[A run of records]
-- START --
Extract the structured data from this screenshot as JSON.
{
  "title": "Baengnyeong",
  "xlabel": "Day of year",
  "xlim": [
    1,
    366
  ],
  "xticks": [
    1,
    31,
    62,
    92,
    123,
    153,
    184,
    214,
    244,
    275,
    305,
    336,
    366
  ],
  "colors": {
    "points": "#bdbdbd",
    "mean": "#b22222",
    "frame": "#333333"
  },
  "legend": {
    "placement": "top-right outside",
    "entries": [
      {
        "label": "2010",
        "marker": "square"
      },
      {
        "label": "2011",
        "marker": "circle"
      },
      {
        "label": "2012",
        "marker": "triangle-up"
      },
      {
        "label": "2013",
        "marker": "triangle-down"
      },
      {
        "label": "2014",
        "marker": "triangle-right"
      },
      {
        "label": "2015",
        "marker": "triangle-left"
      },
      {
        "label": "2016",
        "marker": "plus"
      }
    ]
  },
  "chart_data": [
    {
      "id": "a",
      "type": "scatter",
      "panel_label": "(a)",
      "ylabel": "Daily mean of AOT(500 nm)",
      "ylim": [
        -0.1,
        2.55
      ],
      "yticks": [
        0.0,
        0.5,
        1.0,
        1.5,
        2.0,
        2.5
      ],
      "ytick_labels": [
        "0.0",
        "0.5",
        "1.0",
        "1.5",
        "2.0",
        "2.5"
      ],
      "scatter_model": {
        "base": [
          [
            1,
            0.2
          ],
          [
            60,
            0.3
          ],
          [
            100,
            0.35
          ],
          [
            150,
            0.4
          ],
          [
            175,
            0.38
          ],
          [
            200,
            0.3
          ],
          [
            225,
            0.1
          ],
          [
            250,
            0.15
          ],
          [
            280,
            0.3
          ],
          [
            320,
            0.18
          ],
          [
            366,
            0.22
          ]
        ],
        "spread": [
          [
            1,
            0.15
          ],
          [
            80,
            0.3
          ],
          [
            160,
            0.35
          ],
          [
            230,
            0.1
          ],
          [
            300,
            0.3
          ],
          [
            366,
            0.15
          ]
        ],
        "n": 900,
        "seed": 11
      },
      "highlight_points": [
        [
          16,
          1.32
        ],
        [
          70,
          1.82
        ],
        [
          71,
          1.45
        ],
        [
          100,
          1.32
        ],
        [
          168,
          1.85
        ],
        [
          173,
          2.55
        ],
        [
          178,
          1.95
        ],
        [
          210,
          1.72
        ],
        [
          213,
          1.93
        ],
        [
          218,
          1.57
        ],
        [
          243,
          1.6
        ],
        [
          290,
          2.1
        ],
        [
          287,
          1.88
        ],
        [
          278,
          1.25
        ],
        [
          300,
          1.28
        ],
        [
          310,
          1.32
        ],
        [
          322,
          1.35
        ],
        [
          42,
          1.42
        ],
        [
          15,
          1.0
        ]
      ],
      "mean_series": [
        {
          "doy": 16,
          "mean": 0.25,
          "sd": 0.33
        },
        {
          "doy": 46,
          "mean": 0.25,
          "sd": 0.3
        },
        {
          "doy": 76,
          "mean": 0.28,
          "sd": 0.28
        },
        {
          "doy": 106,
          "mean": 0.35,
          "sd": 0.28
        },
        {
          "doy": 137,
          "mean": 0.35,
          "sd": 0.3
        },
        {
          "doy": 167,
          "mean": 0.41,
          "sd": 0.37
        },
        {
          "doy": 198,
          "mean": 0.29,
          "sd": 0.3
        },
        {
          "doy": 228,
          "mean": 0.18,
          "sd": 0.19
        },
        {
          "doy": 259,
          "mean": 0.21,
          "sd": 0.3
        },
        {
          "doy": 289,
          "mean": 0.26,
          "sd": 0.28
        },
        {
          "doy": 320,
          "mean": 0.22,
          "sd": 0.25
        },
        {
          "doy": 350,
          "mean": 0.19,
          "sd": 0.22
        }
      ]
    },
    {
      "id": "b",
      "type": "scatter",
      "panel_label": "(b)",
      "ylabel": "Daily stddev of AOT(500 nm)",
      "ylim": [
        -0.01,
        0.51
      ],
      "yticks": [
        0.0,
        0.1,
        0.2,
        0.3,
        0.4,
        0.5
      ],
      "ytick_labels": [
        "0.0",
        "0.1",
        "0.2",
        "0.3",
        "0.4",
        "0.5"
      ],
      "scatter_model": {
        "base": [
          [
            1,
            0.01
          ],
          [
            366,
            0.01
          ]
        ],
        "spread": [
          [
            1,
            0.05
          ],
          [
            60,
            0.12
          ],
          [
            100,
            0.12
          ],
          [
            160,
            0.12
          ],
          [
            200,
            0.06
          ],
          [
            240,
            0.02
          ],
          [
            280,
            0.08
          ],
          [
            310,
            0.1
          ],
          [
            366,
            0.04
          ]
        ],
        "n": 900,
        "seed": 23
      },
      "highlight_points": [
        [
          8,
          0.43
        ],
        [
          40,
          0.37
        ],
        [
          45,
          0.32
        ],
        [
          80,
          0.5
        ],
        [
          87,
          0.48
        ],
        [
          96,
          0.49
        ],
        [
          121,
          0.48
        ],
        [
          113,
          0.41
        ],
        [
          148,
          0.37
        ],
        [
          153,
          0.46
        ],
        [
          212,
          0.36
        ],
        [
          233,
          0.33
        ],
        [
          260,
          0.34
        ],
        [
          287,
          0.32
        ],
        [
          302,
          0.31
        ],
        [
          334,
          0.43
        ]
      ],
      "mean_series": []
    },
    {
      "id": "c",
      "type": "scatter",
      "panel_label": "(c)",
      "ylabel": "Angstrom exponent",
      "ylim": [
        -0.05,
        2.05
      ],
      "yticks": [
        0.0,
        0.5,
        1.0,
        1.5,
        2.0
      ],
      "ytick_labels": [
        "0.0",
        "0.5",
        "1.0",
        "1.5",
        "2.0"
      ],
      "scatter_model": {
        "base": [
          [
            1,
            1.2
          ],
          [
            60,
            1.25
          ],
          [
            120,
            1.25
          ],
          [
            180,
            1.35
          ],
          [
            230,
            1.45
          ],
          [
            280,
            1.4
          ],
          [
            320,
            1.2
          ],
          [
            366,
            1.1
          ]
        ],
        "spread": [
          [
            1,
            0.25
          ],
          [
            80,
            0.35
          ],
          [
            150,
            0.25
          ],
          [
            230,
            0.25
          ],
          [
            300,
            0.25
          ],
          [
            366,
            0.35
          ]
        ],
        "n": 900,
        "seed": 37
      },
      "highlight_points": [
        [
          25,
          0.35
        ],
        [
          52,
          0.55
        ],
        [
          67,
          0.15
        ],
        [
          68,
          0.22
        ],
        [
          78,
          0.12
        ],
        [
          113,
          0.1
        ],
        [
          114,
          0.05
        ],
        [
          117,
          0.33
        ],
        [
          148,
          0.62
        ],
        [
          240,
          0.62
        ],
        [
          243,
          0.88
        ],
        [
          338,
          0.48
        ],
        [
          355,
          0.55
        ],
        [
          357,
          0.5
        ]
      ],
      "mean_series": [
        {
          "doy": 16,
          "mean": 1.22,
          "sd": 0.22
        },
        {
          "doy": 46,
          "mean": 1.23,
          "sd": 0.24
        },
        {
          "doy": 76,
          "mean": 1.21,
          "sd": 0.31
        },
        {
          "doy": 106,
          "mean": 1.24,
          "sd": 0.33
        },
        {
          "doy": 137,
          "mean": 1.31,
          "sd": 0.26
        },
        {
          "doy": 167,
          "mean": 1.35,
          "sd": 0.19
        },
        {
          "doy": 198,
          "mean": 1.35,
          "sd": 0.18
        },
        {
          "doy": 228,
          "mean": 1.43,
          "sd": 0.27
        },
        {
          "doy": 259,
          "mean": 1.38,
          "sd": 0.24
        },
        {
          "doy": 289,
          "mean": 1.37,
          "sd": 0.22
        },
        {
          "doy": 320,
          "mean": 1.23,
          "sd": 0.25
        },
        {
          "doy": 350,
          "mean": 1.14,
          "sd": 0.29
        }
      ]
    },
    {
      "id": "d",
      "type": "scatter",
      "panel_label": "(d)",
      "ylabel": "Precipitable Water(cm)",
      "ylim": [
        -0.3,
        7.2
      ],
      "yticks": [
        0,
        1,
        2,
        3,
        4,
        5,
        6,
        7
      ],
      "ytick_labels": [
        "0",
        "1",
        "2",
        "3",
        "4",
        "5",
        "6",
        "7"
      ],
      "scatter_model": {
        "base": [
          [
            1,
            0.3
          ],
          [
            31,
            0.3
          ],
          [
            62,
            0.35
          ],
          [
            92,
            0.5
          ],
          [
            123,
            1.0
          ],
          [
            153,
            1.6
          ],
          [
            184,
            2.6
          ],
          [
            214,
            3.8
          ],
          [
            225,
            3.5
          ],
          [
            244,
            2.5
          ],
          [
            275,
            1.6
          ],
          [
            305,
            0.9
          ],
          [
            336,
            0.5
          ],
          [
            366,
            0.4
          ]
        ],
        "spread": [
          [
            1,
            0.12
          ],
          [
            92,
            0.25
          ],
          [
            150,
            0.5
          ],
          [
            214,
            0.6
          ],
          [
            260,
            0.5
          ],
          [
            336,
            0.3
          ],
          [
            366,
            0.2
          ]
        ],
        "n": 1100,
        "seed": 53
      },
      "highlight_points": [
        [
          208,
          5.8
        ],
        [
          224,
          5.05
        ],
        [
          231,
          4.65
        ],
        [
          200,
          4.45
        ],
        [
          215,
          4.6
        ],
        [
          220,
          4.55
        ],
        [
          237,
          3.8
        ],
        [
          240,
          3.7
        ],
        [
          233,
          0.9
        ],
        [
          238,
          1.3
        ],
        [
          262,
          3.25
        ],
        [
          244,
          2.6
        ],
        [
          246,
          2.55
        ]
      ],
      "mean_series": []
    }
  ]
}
-- END --
Look through the data above. Find each line with the string "triangle" and copy it.

        "marker": "triangle-up"
        "marker": "triangle-down"
        "marker": "triangle-right"
        "marker": "triangle-left"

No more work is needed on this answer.